WORK REQUIRED:
All records must be quoted exactly. Omit the pictures.

Dataset listings of figures:
-- start --
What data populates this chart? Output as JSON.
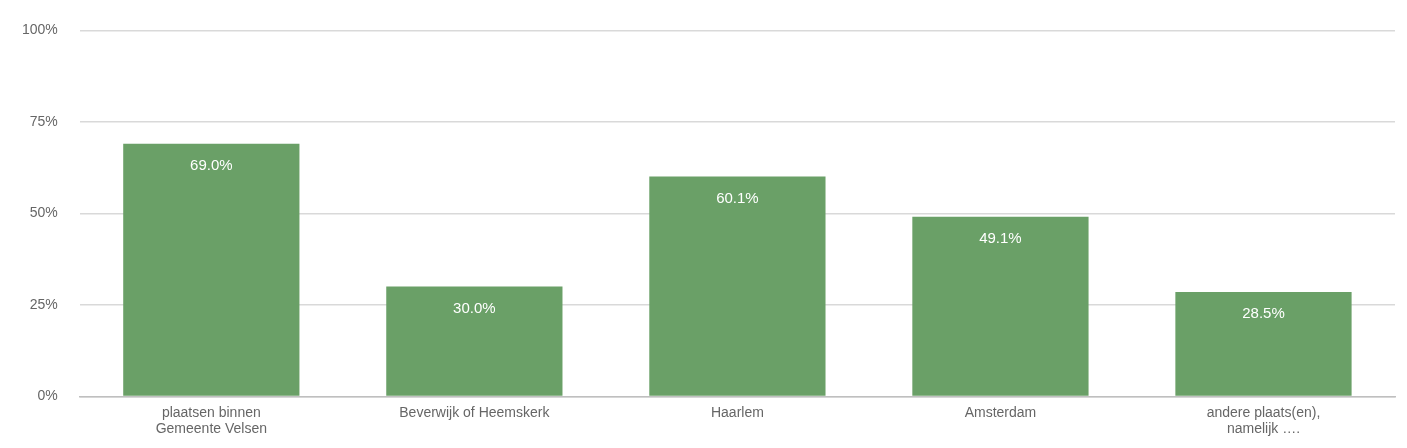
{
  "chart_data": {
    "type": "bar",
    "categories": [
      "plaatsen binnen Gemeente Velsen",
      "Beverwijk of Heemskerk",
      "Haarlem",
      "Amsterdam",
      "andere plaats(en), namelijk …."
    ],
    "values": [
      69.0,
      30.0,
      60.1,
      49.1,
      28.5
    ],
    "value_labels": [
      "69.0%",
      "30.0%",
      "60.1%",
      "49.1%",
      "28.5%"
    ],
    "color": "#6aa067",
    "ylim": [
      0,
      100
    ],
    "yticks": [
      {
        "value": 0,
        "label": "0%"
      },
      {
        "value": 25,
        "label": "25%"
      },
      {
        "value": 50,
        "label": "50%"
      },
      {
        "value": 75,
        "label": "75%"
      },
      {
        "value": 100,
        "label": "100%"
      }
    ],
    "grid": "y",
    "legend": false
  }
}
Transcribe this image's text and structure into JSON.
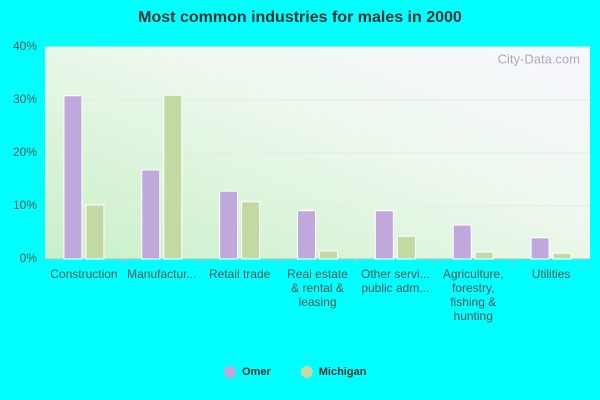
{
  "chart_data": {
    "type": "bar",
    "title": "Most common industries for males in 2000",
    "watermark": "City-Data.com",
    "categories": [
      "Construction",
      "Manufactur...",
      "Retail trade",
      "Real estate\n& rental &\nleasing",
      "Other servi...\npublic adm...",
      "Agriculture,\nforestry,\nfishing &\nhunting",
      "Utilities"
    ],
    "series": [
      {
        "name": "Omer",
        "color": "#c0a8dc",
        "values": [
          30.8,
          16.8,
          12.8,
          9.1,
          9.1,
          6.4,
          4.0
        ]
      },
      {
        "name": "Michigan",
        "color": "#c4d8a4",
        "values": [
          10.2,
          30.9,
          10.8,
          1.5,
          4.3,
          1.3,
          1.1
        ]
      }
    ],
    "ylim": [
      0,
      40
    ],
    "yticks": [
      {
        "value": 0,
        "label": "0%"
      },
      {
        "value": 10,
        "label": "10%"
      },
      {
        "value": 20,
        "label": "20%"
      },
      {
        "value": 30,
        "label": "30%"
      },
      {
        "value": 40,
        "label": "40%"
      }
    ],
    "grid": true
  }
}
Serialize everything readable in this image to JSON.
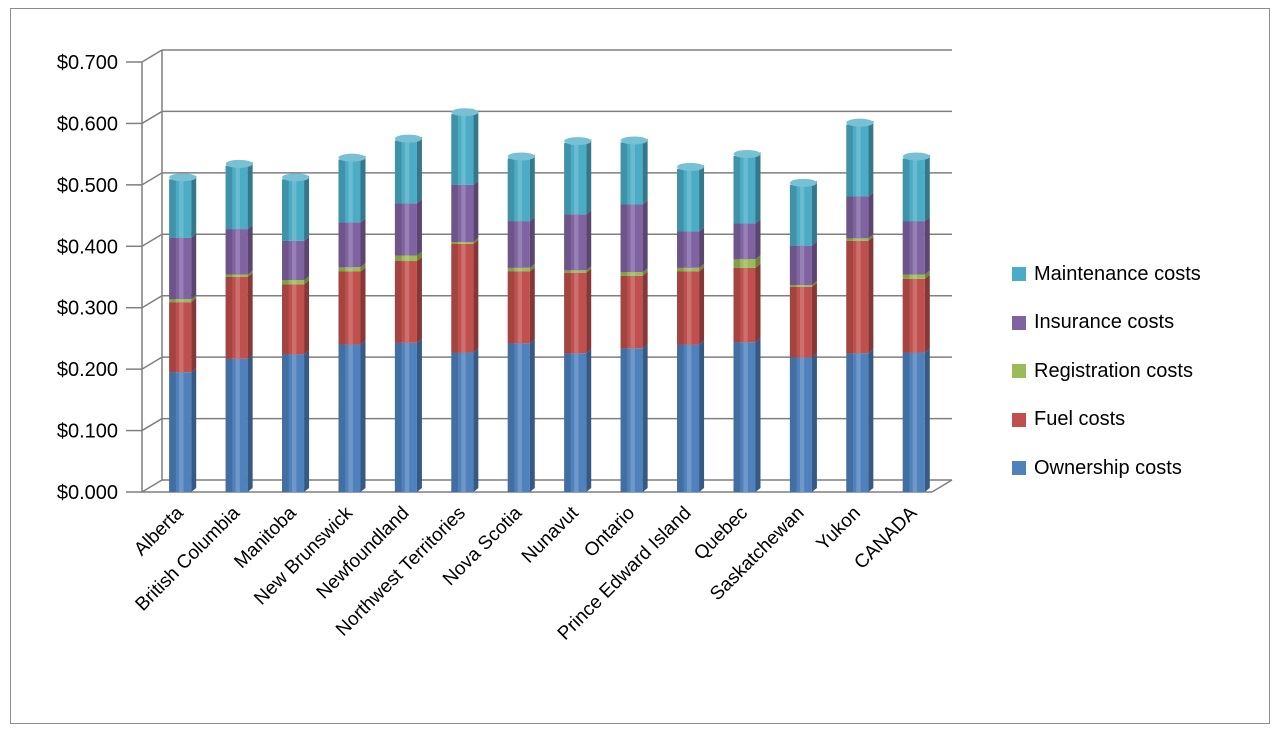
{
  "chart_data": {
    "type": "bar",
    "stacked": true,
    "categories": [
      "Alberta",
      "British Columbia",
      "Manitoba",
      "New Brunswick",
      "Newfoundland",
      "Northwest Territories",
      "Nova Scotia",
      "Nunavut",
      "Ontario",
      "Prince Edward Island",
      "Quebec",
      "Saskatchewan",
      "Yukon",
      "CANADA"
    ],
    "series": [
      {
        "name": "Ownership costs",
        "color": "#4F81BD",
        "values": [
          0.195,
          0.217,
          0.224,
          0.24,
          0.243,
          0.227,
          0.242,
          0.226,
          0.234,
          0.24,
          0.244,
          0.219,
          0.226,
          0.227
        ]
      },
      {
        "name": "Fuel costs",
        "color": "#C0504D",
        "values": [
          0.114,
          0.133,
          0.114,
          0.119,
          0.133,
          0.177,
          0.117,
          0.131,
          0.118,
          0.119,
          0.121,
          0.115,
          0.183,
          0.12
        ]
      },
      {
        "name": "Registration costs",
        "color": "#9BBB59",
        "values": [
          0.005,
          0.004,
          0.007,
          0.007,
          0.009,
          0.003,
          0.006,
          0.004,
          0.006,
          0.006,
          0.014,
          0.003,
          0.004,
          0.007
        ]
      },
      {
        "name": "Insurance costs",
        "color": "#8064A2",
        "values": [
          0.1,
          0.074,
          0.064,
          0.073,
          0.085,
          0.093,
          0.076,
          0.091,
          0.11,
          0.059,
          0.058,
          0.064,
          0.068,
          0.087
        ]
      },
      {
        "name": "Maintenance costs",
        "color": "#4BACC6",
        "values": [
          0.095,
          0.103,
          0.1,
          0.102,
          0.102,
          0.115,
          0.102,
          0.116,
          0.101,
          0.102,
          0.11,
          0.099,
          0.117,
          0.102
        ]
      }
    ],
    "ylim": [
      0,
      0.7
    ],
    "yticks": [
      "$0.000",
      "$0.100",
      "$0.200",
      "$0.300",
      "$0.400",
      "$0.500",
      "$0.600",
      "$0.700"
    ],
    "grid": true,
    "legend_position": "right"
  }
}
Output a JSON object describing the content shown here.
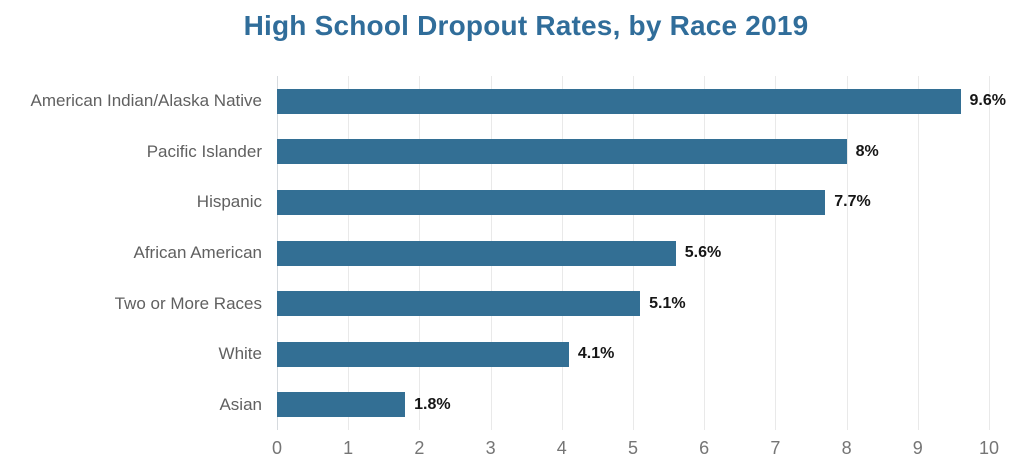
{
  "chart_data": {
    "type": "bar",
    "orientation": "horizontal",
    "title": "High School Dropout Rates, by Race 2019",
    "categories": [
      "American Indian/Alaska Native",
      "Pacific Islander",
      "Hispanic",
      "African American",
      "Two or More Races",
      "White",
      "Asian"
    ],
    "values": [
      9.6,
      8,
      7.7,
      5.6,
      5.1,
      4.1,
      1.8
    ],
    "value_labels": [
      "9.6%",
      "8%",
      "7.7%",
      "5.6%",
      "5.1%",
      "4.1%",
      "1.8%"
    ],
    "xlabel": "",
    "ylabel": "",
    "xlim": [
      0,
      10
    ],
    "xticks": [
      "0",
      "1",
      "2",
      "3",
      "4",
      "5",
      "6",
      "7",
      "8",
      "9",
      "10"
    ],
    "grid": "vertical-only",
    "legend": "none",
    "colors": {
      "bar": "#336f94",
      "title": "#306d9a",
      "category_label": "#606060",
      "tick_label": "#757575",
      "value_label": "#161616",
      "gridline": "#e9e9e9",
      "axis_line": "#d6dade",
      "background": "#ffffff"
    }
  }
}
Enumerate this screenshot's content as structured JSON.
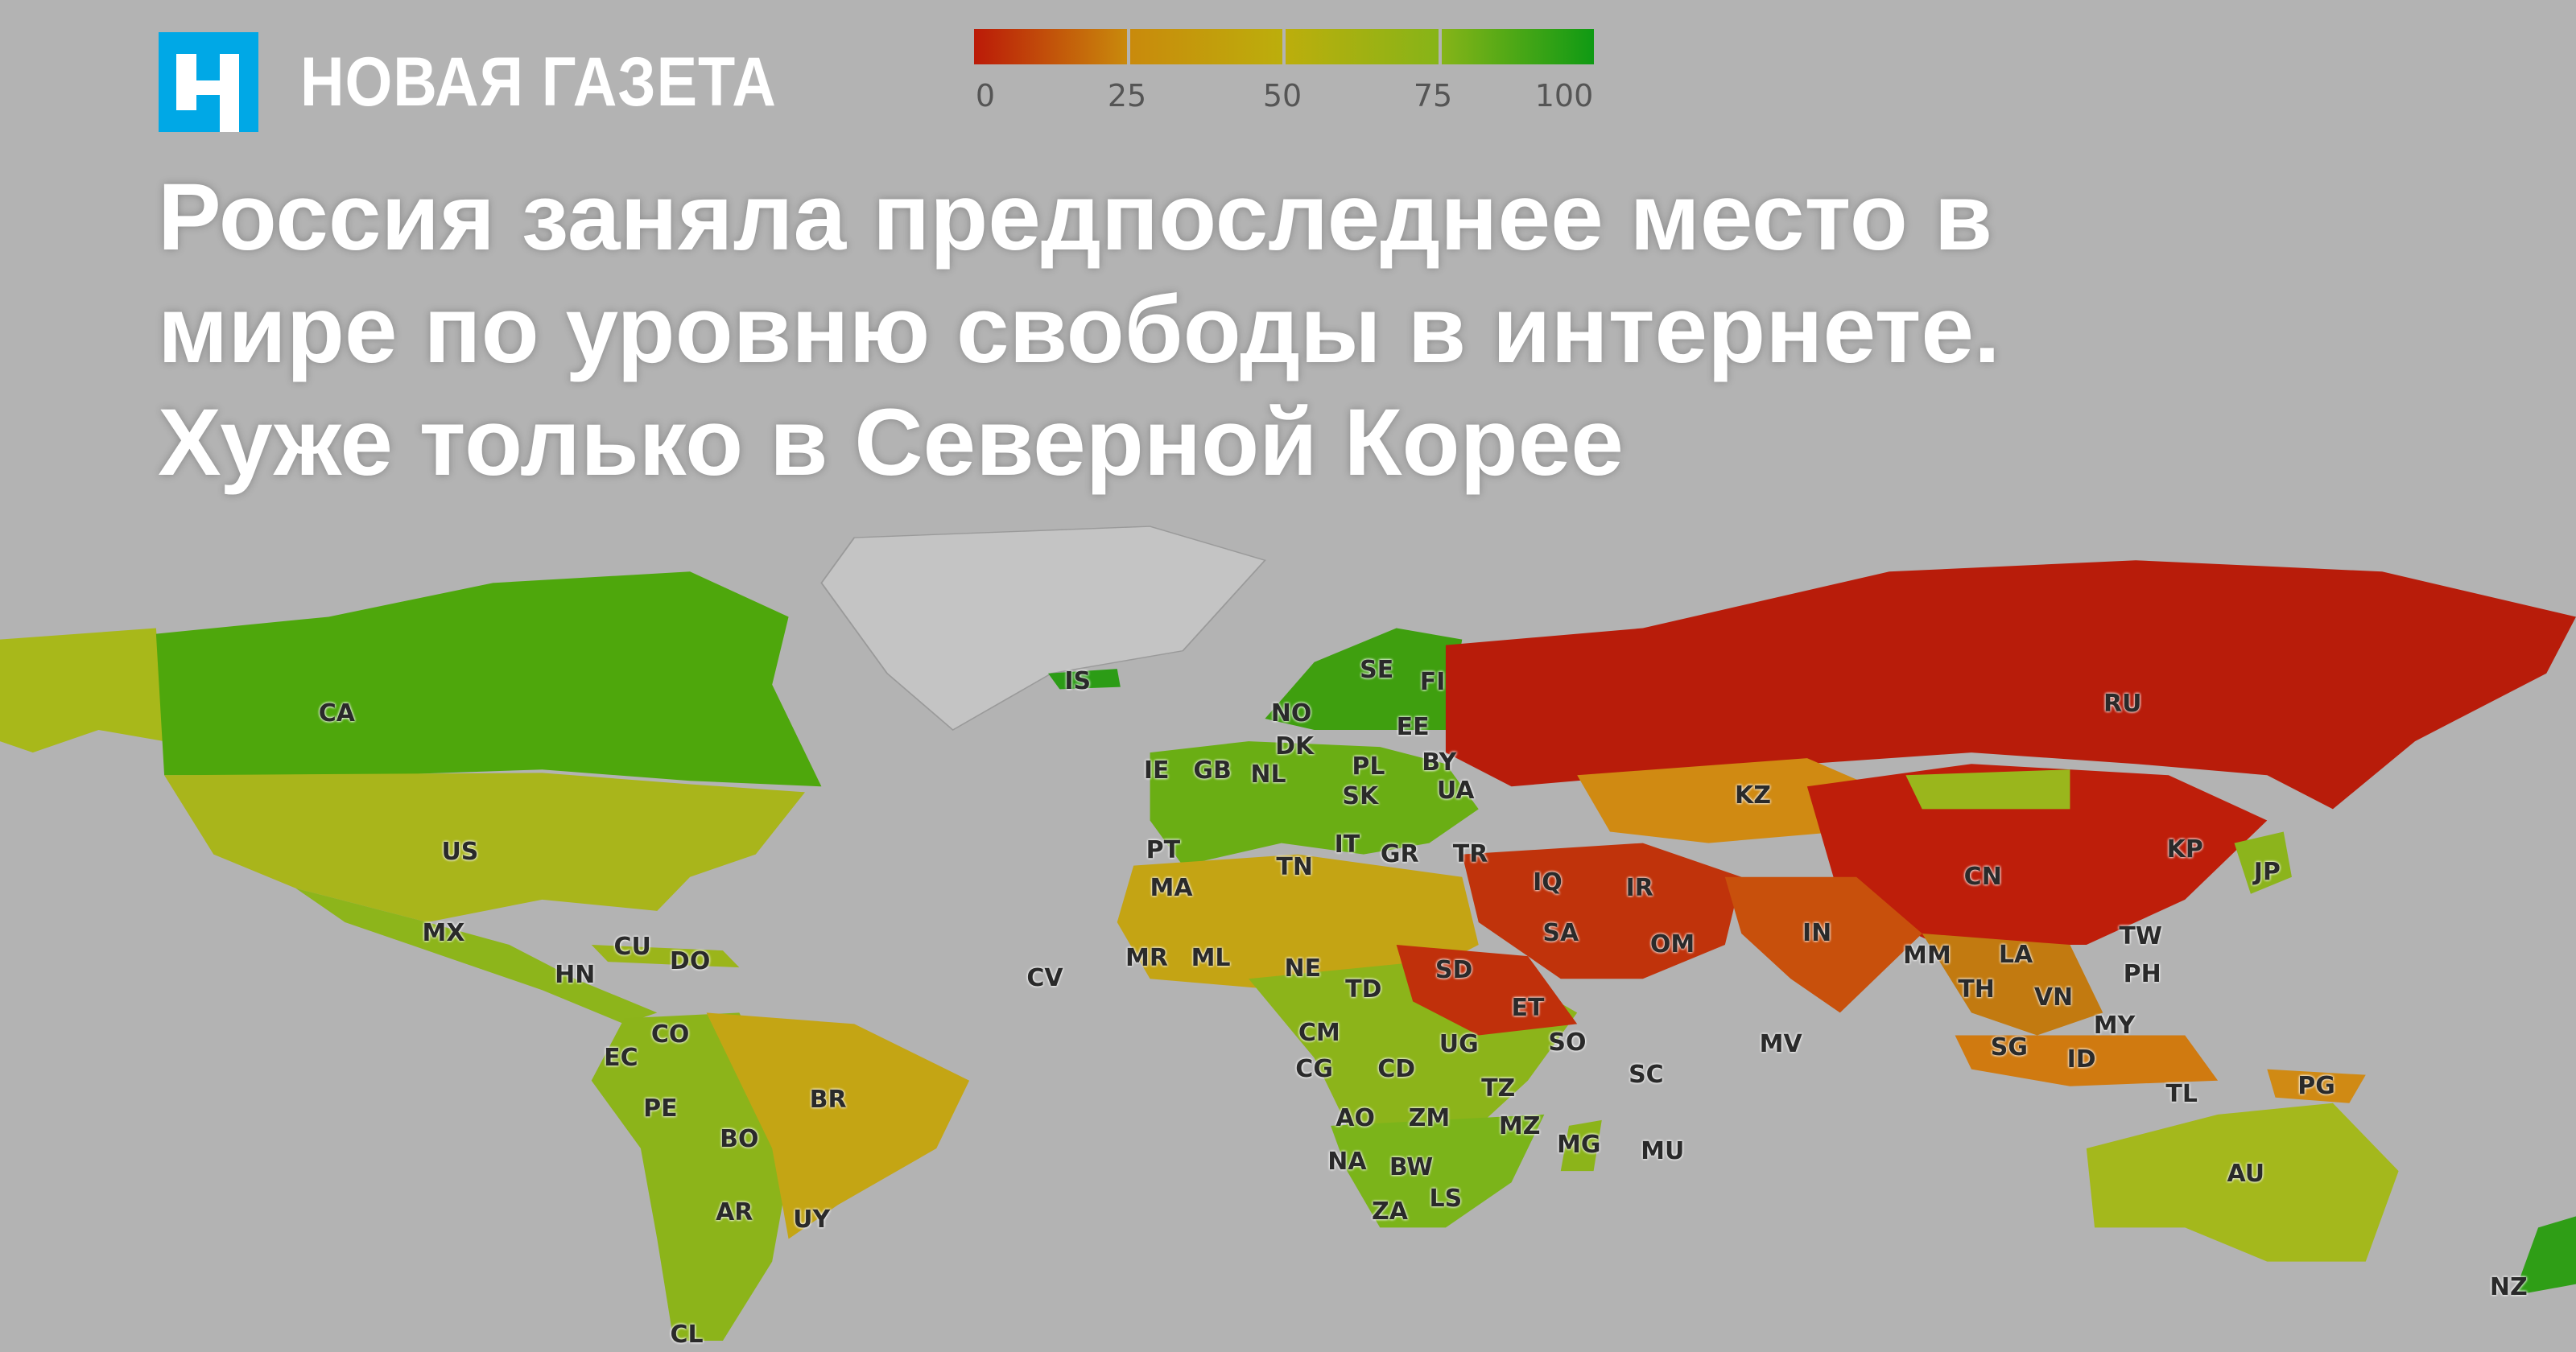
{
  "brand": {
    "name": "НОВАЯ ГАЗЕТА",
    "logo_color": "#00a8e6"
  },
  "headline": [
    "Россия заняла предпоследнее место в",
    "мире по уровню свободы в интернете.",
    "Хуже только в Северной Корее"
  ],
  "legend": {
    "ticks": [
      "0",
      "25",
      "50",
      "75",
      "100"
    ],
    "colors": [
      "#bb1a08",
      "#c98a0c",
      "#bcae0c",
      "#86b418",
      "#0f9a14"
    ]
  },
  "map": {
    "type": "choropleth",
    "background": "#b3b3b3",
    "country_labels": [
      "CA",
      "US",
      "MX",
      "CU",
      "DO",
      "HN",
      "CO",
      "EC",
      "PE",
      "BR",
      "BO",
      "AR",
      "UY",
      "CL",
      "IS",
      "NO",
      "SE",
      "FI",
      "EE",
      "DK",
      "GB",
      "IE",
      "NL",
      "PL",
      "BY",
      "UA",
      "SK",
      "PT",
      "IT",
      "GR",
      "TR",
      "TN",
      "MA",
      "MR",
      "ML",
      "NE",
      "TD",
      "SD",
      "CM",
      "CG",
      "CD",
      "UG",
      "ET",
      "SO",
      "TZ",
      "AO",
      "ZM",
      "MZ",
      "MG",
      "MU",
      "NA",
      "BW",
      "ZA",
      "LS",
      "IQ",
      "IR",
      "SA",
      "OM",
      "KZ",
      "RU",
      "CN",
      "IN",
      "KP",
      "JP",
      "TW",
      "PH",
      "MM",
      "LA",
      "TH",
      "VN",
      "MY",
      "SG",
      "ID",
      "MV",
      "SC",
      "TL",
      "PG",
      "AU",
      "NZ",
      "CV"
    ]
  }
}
-- end --
THE SOLUTION:
What data populates this chart? Output as JSON.
{
  "chart_data": {
    "type": "bar",
    "categories": [
      "plaatsen binnen Gemeente Velsen",
      "Beverwijk of Heemskerk",
      "Haarlem",
      "Amsterdam",
      "andere plaats(en), namelijk …."
    ],
    "values": [
      69.0,
      30.0,
      60.1,
      49.1,
      28.5
    ],
    "value_labels": [
      "69.0%",
      "30.0%",
      "60.1%",
      "49.1%",
      "28.5%"
    ],
    "color": "#6aa067",
    "ylim": [
      0,
      100
    ],
    "yticks": [
      {
        "value": 0,
        "label": "0%"
      },
      {
        "value": 25,
        "label": "25%"
      },
      {
        "value": 50,
        "label": "50%"
      },
      {
        "value": 75,
        "label": "75%"
      },
      {
        "value": 100,
        "label": "100%"
      }
    ],
    "grid": "y",
    "legend": false
  }
}
Transcribe this image's text and structure into JSON.
{
  "chart_data": {
    "type": "bar",
    "title": "Most common industries for males in 2000",
    "watermark": "City-Data.com",
    "categories": [
      "Construction",
      "Manufactur...",
      "Retail trade",
      "Real estate\n& rental &\nleasing",
      "Other servi...\npublic adm...",
      "Agriculture,\nforestry,\nfishing &\nhunting",
      "Utilities"
    ],
    "series": [
      {
        "name": "Omer",
        "color": "#c0a8dc",
        "values": [
          30.8,
          16.8,
          12.8,
          9.1,
          9.1,
          6.4,
          4.0
        ]
      },
      {
        "name": "Michigan",
        "color": "#c4d8a4",
        "values": [
          10.2,
          30.9,
          10.8,
          1.5,
          4.3,
          1.3,
          1.1
        ]
      }
    ],
    "ylim": [
      0,
      40
    ],
    "yticks": [
      {
        "value": 0,
        "label": "0%"
      },
      {
        "value": 10,
        "label": "10%"
      },
      {
        "value": 20,
        "label": "20%"
      },
      {
        "value": 30,
        "label": "30%"
      },
      {
        "value": 40,
        "label": "40%"
      }
    ],
    "grid": true
  }
}
Serialize everything readable in this image to JSON.
{
  "chart_data": {
    "type": "bar",
    "stacked": true,
    "categories": [
      "Alberta",
      "British Columbia",
      "Manitoba",
      "New Brunswick",
      "Newfoundland",
      "Northwest Territories",
      "Nova Scotia",
      "Nunavut",
      "Ontario",
      "Prince Edward Island",
      "Quebec",
      "Saskatchewan",
      "Yukon",
      "CANADA"
    ],
    "series": [
      {
        "name": "Ownership costs",
        "color": "#4F81BD",
        "values": [
          0.195,
          0.217,
          0.224,
          0.24,
          0.243,
          0.227,
          0.242,
          0.226,
          0.234,
          0.24,
          0.244,
          0.219,
          0.226,
          0.227
        ]
      },
      {
        "name": "Fuel costs",
        "color": "#C0504D",
        "values": [
          0.114,
          0.133,
          0.114,
          0.119,
          0.133,
          0.177,
          0.117,
          0.131,
          0.118,
          0.119,
          0.121,
          0.115,
          0.183,
          0.12
        ]
      },
      {
        "name": "Registration costs",
        "color": "#9BBB59",
        "values": [
          0.005,
          0.004,
          0.007,
          0.007,
          0.009,
          0.003,
          0.006,
          0.004,
          0.006,
          0.006,
          0.014,
          0.003,
          0.004,
          0.007
        ]
      },
      {
        "name": "Insurance costs",
        "color": "#8064A2",
        "values": [
          0.1,
          0.074,
          0.064,
          0.073,
          0.085,
          0.093,
          0.076,
          0.091,
          0.11,
          0.059,
          0.058,
          0.064,
          0.068,
          0.087
        ]
      },
      {
        "name": "Maintenance costs",
        "color": "#4BACC6",
        "values": [
          0.095,
          0.103,
          0.1,
          0.102,
          0.102,
          0.115,
          0.102,
          0.116,
          0.101,
          0.102,
          0.11,
          0.099,
          0.117,
          0.102
        ]
      }
    ],
    "ylim": [
      0,
      0.7
    ],
    "yticks": [
      "$0.000",
      "$0.100",
      "$0.200",
      "$0.300",
      "$0.400",
      "$0.500",
      "$0.600",
      "$0.700"
    ],
    "grid": true,
    "legend_position": "right"
  }
}
Output a JSON object describing the content shown here.
{
  "chart_data": {
    "type": "bar",
    "orientation": "horizontal",
    "title": "High School Dropout Rates, by Race 2019",
    "categories": [
      "American Indian/Alaska Native",
      "Pacific Islander",
      "Hispanic",
      "African American",
      "Two or More Races",
      "White",
      "Asian"
    ],
    "values": [
      9.6,
      8,
      7.7,
      5.6,
      5.1,
      4.1,
      1.8
    ],
    "value_labels": [
      "9.6%",
      "8%",
      "7.7%",
      "5.6%",
      "5.1%",
      "4.1%",
      "1.8%"
    ],
    "xlabel": "",
    "ylabel": "",
    "xlim": [
      0,
      10
    ],
    "xticks": [
      "0",
      "1",
      "2",
      "3",
      "4",
      "5",
      "6",
      "7",
      "8",
      "9",
      "10"
    ],
    "grid": "vertical-only",
    "legend": "none",
    "colors": {
      "bar": "#336f94",
      "title": "#306d9a",
      "category_label": "#606060",
      "tick_label": "#757575",
      "value_label": "#161616",
      "gridline": "#e9e9e9",
      "axis_line": "#d6dade",
      "background": "#ffffff"
    }
  }
}
Enumerate this screenshot's content as structured JSON.
{
  "brand": {
    "name": "НОВАЯ ГАЗЕТА",
    "logo_color": "#00a8e6"
  },
  "headline": [
    "Россия заняла предпоследнее место в",
    "мире по уровню свободы в интернете.",
    "Хуже только в Северной Корее"
  ],
  "legend": {
    "ticks": [
      "0",
      "25",
      "50",
      "75",
      "100"
    ],
    "colors": [
      "#bb1a08",
      "#c98a0c",
      "#bcae0c",
      "#86b418",
      "#0f9a14"
    ]
  },
  "map": {
    "type": "choropleth",
    "background": "#b3b3b3",
    "country_labels": [
      "CA",
      "US",
      "MX",
      "CU",
      "DO",
      "HN",
      "CO",
      "EC",
      "PE",
      "BR",
      "BO",
      "AR",
      "UY",
      "CL",
      "IS",
      "NO",
      "SE",
      "FI",
      "EE",
      "DK",
      "GB",
      "IE",
      "NL",
      "PL",
      "BY",
      "UA",
      "SK",
      "PT",
      "IT",
      "GR",
      "TR",
      "TN",
      "MA",
      "MR",
      "ML",
      "NE",
      "TD",
      "SD",
      "CM",
      "CG",
      "CD",
      "UG",
      "ET",
      "SO",
      "TZ",
      "AO",
      "ZM",
      "MZ",
      "MG",
      "MU",
      "NA",
      "BW",
      "ZA",
      "LS",
      "IQ",
      "IR",
      "SA",
      "OM",
      "KZ",
      "RU",
      "CN",
      "IN",
      "KP",
      "JP",
      "TW",
      "PH",
      "MM",
      "LA",
      "TH",
      "VN",
      "MY",
      "SG",
      "ID",
      "MV",
      "SC",
      "TL",
      "PG",
      "AU",
      "NZ",
      "CV"
    ]
  }
}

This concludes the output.